SHORT TASK:
Quote all of the data below exactly, please.

RECORD EXCERPTS:
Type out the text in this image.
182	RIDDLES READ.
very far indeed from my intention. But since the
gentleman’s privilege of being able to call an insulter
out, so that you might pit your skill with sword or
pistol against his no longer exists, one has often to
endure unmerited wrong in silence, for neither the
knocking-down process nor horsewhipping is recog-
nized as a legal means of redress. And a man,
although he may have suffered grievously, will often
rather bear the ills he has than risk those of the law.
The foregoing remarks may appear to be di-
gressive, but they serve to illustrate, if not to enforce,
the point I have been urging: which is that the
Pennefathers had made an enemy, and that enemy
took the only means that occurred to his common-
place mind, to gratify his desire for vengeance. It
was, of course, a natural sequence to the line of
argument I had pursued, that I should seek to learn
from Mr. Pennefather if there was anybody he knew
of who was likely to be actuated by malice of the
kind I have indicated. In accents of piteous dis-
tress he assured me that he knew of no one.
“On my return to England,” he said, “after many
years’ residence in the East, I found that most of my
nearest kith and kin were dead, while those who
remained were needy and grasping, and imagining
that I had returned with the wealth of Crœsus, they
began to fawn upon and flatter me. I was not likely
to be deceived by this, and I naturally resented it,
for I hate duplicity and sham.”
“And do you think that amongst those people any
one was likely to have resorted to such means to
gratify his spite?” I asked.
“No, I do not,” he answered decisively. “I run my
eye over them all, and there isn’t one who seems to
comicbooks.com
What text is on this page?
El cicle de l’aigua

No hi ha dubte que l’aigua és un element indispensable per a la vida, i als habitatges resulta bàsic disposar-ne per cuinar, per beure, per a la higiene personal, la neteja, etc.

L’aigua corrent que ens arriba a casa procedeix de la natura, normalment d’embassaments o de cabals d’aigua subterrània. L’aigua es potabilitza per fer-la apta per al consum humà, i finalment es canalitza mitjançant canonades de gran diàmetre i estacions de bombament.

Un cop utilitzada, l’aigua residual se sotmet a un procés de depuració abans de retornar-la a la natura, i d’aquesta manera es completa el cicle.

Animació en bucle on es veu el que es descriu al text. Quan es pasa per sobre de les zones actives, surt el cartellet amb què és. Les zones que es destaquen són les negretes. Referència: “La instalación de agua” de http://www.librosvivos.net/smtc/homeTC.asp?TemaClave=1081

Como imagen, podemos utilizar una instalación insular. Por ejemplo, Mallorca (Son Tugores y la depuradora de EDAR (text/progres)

RESULT OF THE EXERCISE:
Type out the text in this image.
182	RIDDLES READ.
very far indeed from my intention. But since the
gentleman’s privilege of being able to call an insulter
out, so that you might pit your skill with sword or
pistol against his no longer exists, one has often to
endure unmerited wrong in silence, for neither the
knocking-down process nor horsewhipping is recog-
nized as a legal means of redress. And a man,
although he may have suffered grievously, will often
rather bear the ills he has than risk those of the law.
The foregoing remarks may appear to be di-
gressive, but they serve to illustrate, if not to enforce,
the point I have been urging: which is that the
Pennefathers had made an enemy, and that enemy
took the only means that occurred to his common-
place mind, to gratify his desire for vengeance. It
was, of course, a natural sequence to the line of
argument I had pursued, that I should seek to learn
from Mr. Pennefather if there was anybody he knew
of who was likely to be actuated by malice of the
kind I have indicated. In accents of piteous dis-
tress he assured me that he knew of no one.
“On my return to England,” he said, “after many
years’ residence in the East, I found that most of my
nearest kith and kin were dead, while those who
remained were needy and grasping, and imagining
that I had returned with the wealth of Crœsus, they
began to fawn upon and flatter me. I was not likely
to be deceived by this, and I naturally resented it,
for I hate duplicity and sham.”
“And do you think that amongst those people any
one was likely to have resorted to such means to
gratify his spite?” I asked.
“No, I do not,” he answered decisively. “I run my
eye over them all, and there isn’t one who seems to
comicbooks.com
What text is on this page?
El cicle de l’aigua

No hi ha dubte que l’aigua és un element indispensable per a la vida, i als habitatges resulta bàsic disposar-ne per cuinar, per beure, per a la higiene personal, la neteja, etc.

L’aigua corrent que ens arriba a casa procedeix de la natura, normalment d’embassaments o de cabals d’aigua subterrània. L’aigua es potabilitza per fer-la apta per al consum humà, i finalment es canalitza mitjançant canonades de gran diàmetre i estacions de bombament.

Un cop utilitzada, l’aigua residual se sotmet a un procés de depuració abans de retornar-la a la natura, i d’aquesta manera es completa el cicle.

Animació en bucle on es veu el que es descriu al text. Quan es pasa per sobre de les zones actives, surt el cartellet amb què és. Les zones que es destaquen són les negretes. Referència: “La instalación de agua” de http://www.librosvivos.net/smtc/homeTC.asp?TemaClave=1081

Como imagen, podemos utilizar una instalación insular. Por ejemplo, Mallorca (Son Tugores y la depuradora de EDAR (text/progres)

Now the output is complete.